Read the listing below and copy out every line that holds "pink".

____________

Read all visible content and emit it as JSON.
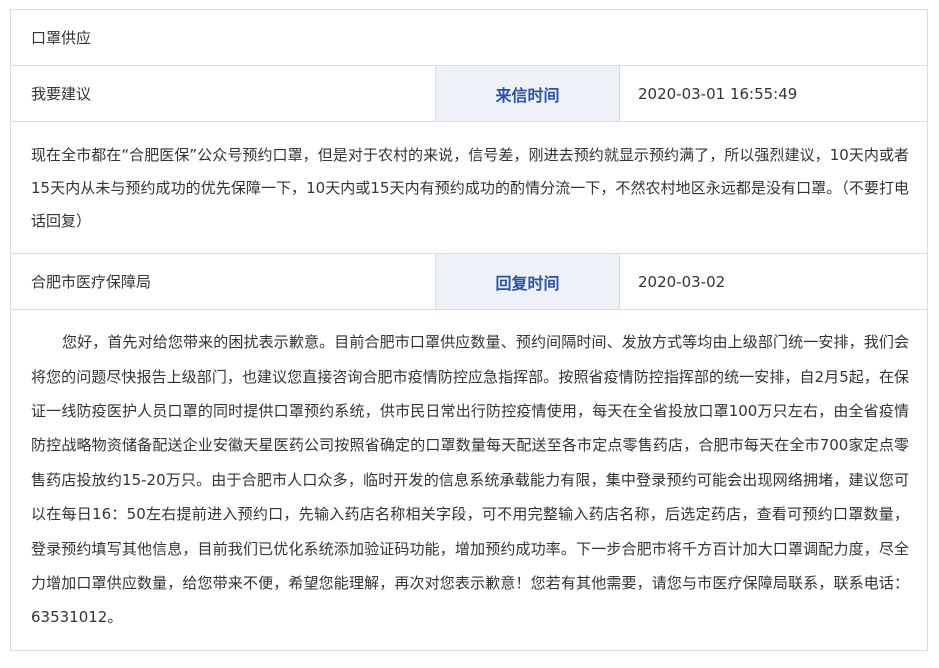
{
  "title": "口罩供应",
  "letter": {
    "type": "我要建议",
    "time_label": "来信时间",
    "time_value": "2020-03-01 16:55:49",
    "content": "现在全市都在“合肥医保”公众号预约口罩，但是对于农村的来说，信号差，刚进去预约就显示预约满了，所以强烈建议，10天内或者15天内从未与预约成功的优先保障一下，10天内或15天内有预约成功的酌情分流一下，不然农村地区永远都是没有口罩。（不要打电话回复）"
  },
  "reply": {
    "department": "合肥市医疗保障局",
    "time_label": "回复时间",
    "time_value": "2020-03-02",
    "content": "您好，首先对给您带来的困扰表示歉意。目前合肥市口罩供应数量、预约间隔时间、发放方式等均由上级部门统一安排，我们会将您的问题尽快报告上级部门，也建议您直接咨询合肥市疫情防控应急指挥部。按照省疫情防控指挥部的统一安排，自2月5起，在保证一线防疫医护人员口罩的同时提供口罩预约系统，供市民日常出行防控疫情使用，每天在全省投放口罩100万只左右，由全省疫情防控战略物资储备配送企业安徽天星医药公司按照省确定的口罩数量每天配送至各市定点零售药店，合肥市每天在全市700家定点零售药店投放约15-20万只。由于合肥市人口众多，临时开发的信息系统承载能力有限，集中登录预约可能会出现网络拥堵，建议您可以在每日16：50左右提前进入预约口，先输入药店名称相关字段，可不用完整输入药店名称，后选定药店，查看可预约口罩数量，登录预约填写其他信息，目前我们已优化系统添加验证码功能，增加预约成功率。下一步合肥市将千方百计加大口罩调配力度，尽全力增加口罩供应数量，给您带来不便，希望您能理解，再次对您表示歉意！您若有其他需要，请您与市医疗保障局联系，联系电话：63531012。"
  },
  "colors": {
    "label_bg": "#eef1f8",
    "label_text": "#2a54a8",
    "border": "#dcdcdc",
    "text": "#333333"
  }
}
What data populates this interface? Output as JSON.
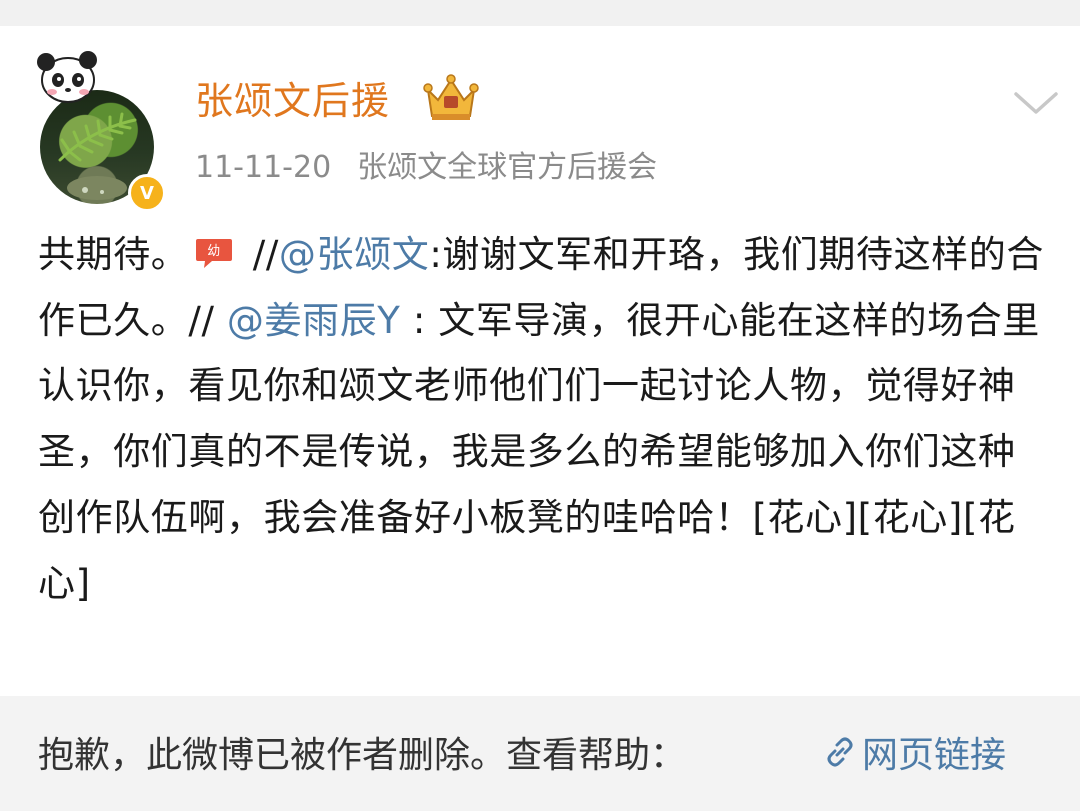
{
  "post": {
    "username": "张颂文后援",
    "time": "11-11-20",
    "source": "张颂文全球官方后援会",
    "text_start": "共期待。",
    "sep1": " //",
    "mention1": "@张颂文",
    "text_mid": ":谢谢文军和开珞，我们期待这样的合作已久。// ",
    "mention2": "@姜雨辰Y",
    "text_end": " : 文军导演，很开心能在这样的场合里认识你，看见你和颂文老师他们们一起讨论人物，觉得好神圣，你们真的不是传说，我是多么的希望能够加入你们这种创作队伍啊，我会准备好小板凳的哇哈哈！[花心][花心][花心]"
  },
  "deleted_notice": {
    "text": "抱歉，此微博已被作者删除。查看帮助：",
    "link_label": "网页链接"
  },
  "icons": {
    "badge": "verified-v-icon",
    "crown": "crown-icon",
    "menu": "chevron-down-icon",
    "emoji": "gif-emoji-icon",
    "link": "link-icon"
  },
  "colors": {
    "username": "#e0771e",
    "mention": "#4d7ba7",
    "meta": "#8b8b8b",
    "badge": "#f6b21b"
  }
}
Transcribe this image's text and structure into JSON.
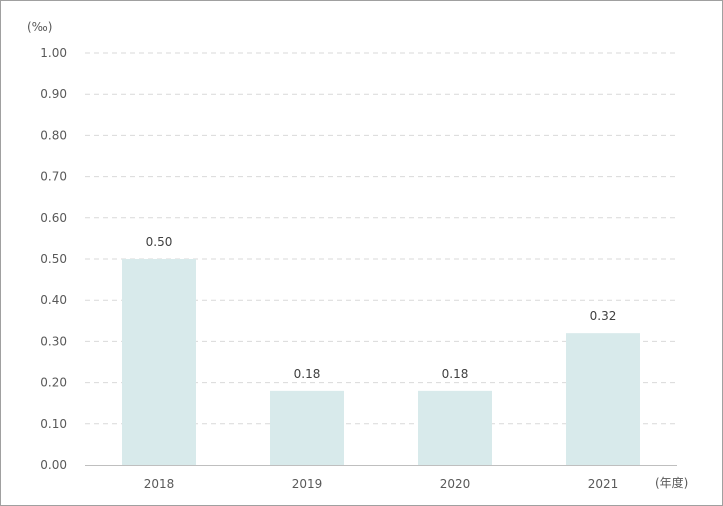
{
  "chart_data": {
    "type": "bar",
    "y_unit_label": "(‰)",
    "x_unit_label": "(年度)",
    "categories": [
      "2018",
      "2019",
      "2020",
      "2021"
    ],
    "values": [
      0.5,
      0.18,
      0.18,
      0.32
    ],
    "data_labels": [
      "0.50",
      "0.18",
      "0.18",
      "0.32"
    ],
    "y_ticks": [
      "0.00",
      "0.10",
      "0.20",
      "0.30",
      "0.40",
      "0.50",
      "0.60",
      "0.70",
      "0.80",
      "0.90",
      "1.00"
    ],
    "ylim": [
      0,
      1.0
    ],
    "grid": true,
    "bar_color": "#d8eaeb",
    "grid_color": "#d9d9d9",
    "axis_color": "#bfbfbf"
  }
}
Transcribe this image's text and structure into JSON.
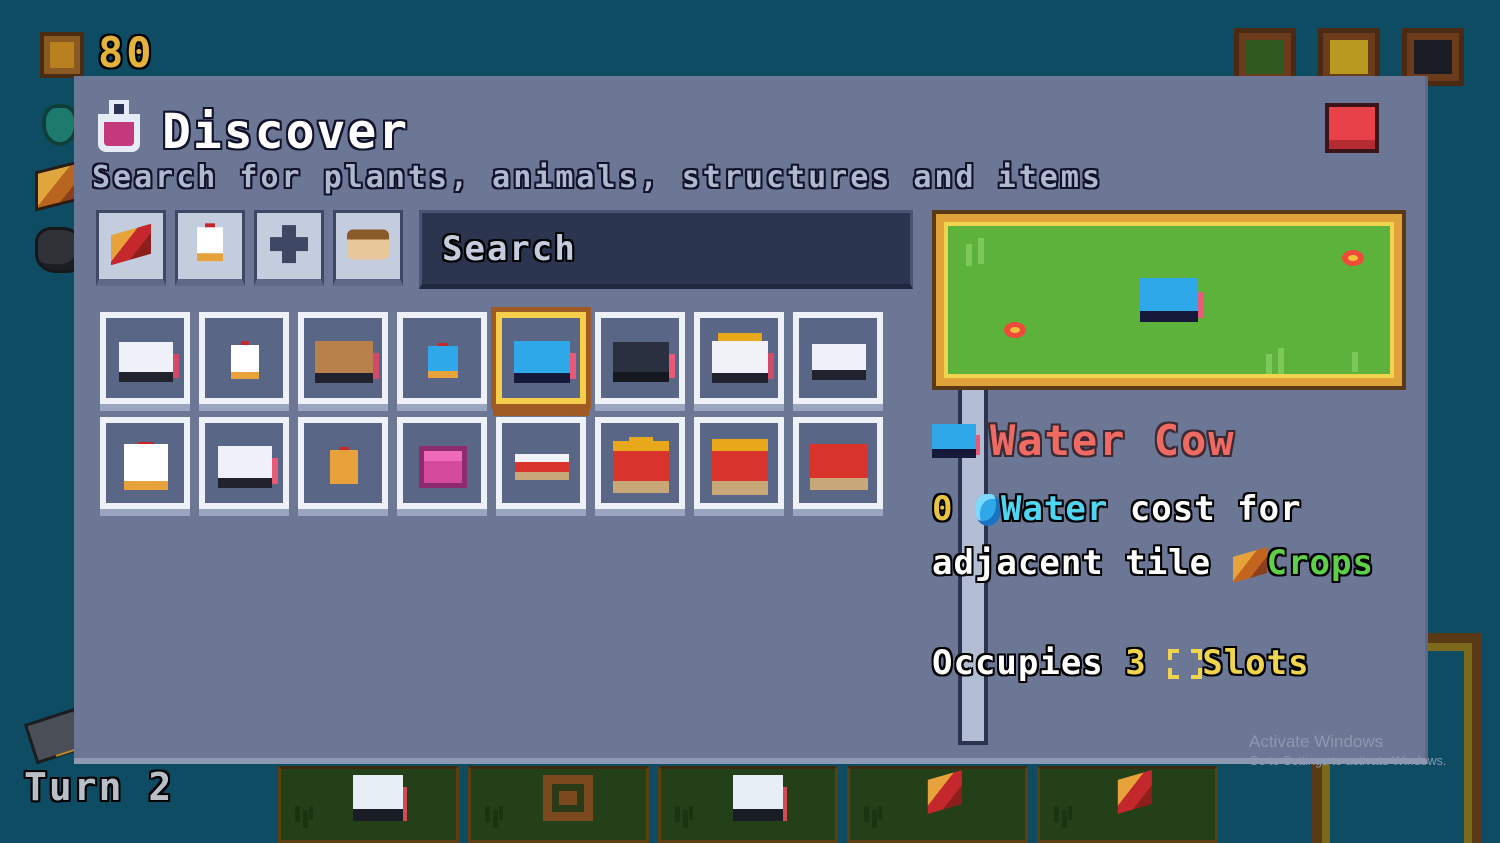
{
  "hud": {
    "resource_count": "80",
    "resource_icon": "crate-icon",
    "turn_label": "Turn 2",
    "side_resources": [
      "water-drop-icon",
      "wheat-crop-icon",
      "coal-icon",
      "tool-icon"
    ],
    "top_right_buttons": [
      "book-green-button",
      "book-gold-button",
      "cow-portrait-button"
    ]
  },
  "panel": {
    "icon": "flask-icon",
    "title": "Discover",
    "subtitle": "Search for plants, animals, structures and items",
    "close_label": "close-button"
  },
  "filters": [
    {
      "name": "filter-crops",
      "icon": "crop-icon"
    },
    {
      "name": "filter-animals",
      "icon": "chicken-icon"
    },
    {
      "name": "filter-structures",
      "icon": "cross-structure-icon"
    },
    {
      "name": "filter-items",
      "icon": "bread-icon"
    }
  ],
  "search": {
    "placeholder": "Search",
    "value": ""
  },
  "grid": {
    "selected_index": 4,
    "items": [
      {
        "name": "cow",
        "icon": "cow-white-icon"
      },
      {
        "name": "chicken",
        "icon": "chicken-small-icon"
      },
      {
        "name": "brown-cow",
        "icon": "cow-brown-icon"
      },
      {
        "name": "water-chicken",
        "icon": "chicken-blue-icon"
      },
      {
        "name": "water-cow",
        "icon": "cow-blue-icon"
      },
      {
        "name": "coal-cow",
        "icon": "cow-dark-icon"
      },
      {
        "name": "gold-cow",
        "icon": "cow-gold-icon"
      },
      {
        "name": "cow-head",
        "icon": "cow-head-icon"
      },
      {
        "name": "rooster",
        "icon": "rooster-icon"
      },
      {
        "name": "spotted-cow",
        "icon": "cow-spotted-icon"
      },
      {
        "name": "chick",
        "icon": "chick-icon"
      },
      {
        "name": "pink-block",
        "icon": "pink-block-icon"
      },
      {
        "name": "red-cart",
        "icon": "cart-small-icon"
      },
      {
        "name": "red-wagon",
        "icon": "wagon-icon"
      },
      {
        "name": "red-wagon-2",
        "icon": "wagon-tall-icon"
      },
      {
        "name": "loaded-wagon",
        "icon": "wagon-loaded-icon"
      }
    ]
  },
  "scrollbar": {
    "name": "grid-scrollbar"
  },
  "preview": {
    "name": "creature-preview",
    "background": "#5cb23a",
    "frame_color": "#f0d44e",
    "creature": "water-cow-sprite",
    "decor": [
      "flower-red",
      "flower-red",
      "grass-tuft",
      "grass-tuft",
      "grass-blade"
    ]
  },
  "detail": {
    "title": "Water Cow",
    "title_color": "#ef6a63",
    "cost_amount": "0",
    "cost_resource": "Water",
    "cost_resource_color": "#4fd4f2",
    "cost_text_1": "cost for",
    "cost_text_2": "adjacent tile",
    "cost_target": "Crops",
    "cost_target_color": "#5fcf4a",
    "slots_label": "Occupies",
    "slots_count": "3",
    "slots_suffix": "Slots",
    "slots_color": "#f0d44e"
  },
  "hand": {
    "cards": [
      {
        "name": "hand-card-cow",
        "icon": "cow-white-icon"
      },
      {
        "name": "hand-card-fence",
        "icon": "fence-icon"
      },
      {
        "name": "hand-card-cow-2",
        "icon": "cow-white-icon"
      },
      {
        "name": "hand-card-crop",
        "icon": "crop-icon"
      },
      {
        "name": "hand-card-crop-2",
        "icon": "crop-icon"
      }
    ]
  },
  "watermark": {
    "line1": "Activate Windows",
    "line2": "Go to Settings to activate Windows."
  },
  "colors": {
    "panel_bg": "#6b7795",
    "world_bg": "#0d4c63",
    "accent_gold": "#f0d44e",
    "close_red": "#e8414a"
  }
}
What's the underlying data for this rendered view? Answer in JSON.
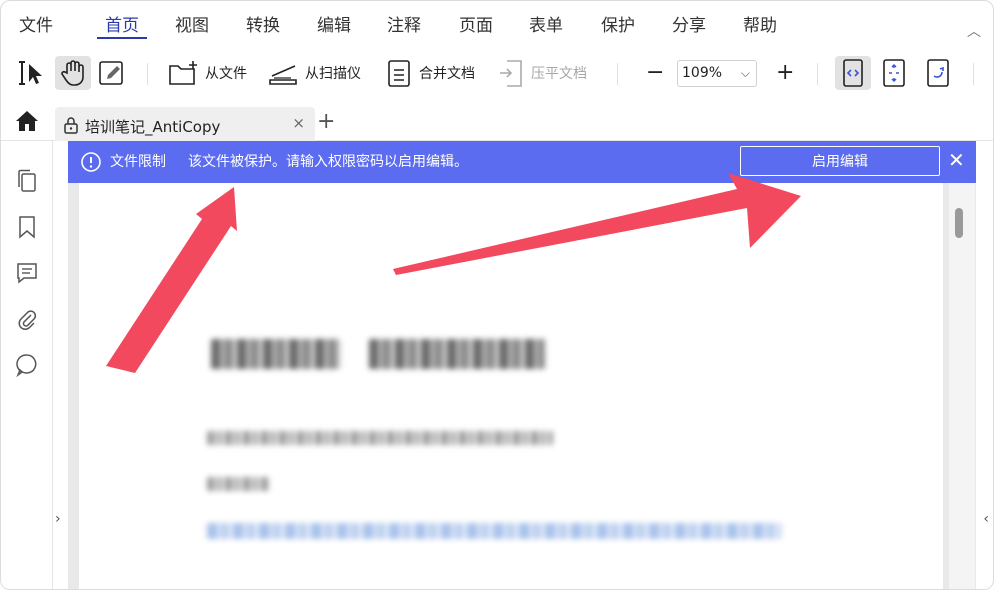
{
  "menu": {
    "items": [
      "文件",
      "首页",
      "视图",
      "转换",
      "编辑",
      "注释",
      "页面",
      "表单",
      "保护",
      "分享",
      "帮助"
    ],
    "active": "首页"
  },
  "toolbar": {
    "from_file": "从文件",
    "from_scanner": "从扫描仪",
    "merge_docs": "合并文档",
    "flatten_doc": "压平文档",
    "zoom_value": "109%",
    "zoom_out": "−",
    "zoom_in": "+"
  },
  "tabs": {
    "doc_title": "培训笔记_AntiCopy",
    "close": "×",
    "new_tab": "+"
  },
  "banner": {
    "label": "文件限制",
    "message": "该文件被保护。请输入权限密码以启用编辑。",
    "button": "启用编辑",
    "close": "✕"
  },
  "colors": {
    "accent": "#2b3aa8",
    "banner": "#5b6cf0",
    "arrow": "#f2495f"
  },
  "icons": [
    "select-cursor-icon",
    "hand-icon",
    "edit-icon",
    "add-file-icon",
    "scanner-icon",
    "merge-doc-icon",
    "flatten-doc-icon",
    "fit-width-icon",
    "fit-page-icon",
    "rotate-view-icon",
    "home-icon",
    "lock-icon",
    "pages-icon",
    "bookmark-icon",
    "comment-icon",
    "attachment-icon",
    "search-bubble-icon",
    "info-icon"
  ]
}
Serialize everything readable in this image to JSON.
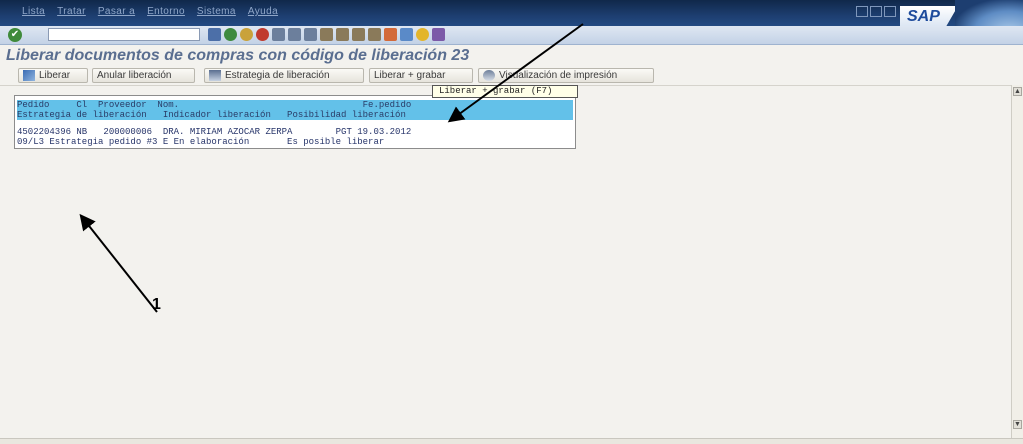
{
  "menu": [
    "Lista",
    "Tratar",
    "Pasar a",
    "Entorno",
    "Sistema",
    "Ayuda"
  ],
  "brand": "SAP",
  "title": "Liberar documentos de compras con código de liberación 23",
  "toolbar": {
    "liberar": "Liberar",
    "anular": "Anular liberación",
    "estrategia": "Estrategia de liberación",
    "liberar_grabar": "Liberar + grabar",
    "visualizacion": "Visualización de impresión"
  },
  "tooltip": "Liberar + grabar  (F7)",
  "list": {
    "header_line1": "Pedido     Cl  Proveedor  Nom.                                  Fe.pedido",
    "header_line2": "Estrategia de liberación   Indicador liberación   Posibilidad liberación",
    "row_line1": "4502204396 NB   200000006  DRA. MIRIAM AZOCAR ZERPA        PGT 19.03.2012",
    "row_line2": "09/L3 Estrategia pedido #3 E En elaboración       Es posible liberar"
  },
  "annotation_label": "1",
  "colors": {
    "menubar": "#1d3e70",
    "header_row": "#63c1e9",
    "title_text": "#5a6e90"
  }
}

____________

__WRITTEN SOLUTION__:
        "name": "pink-block",
        "icon": "pink-block-icon"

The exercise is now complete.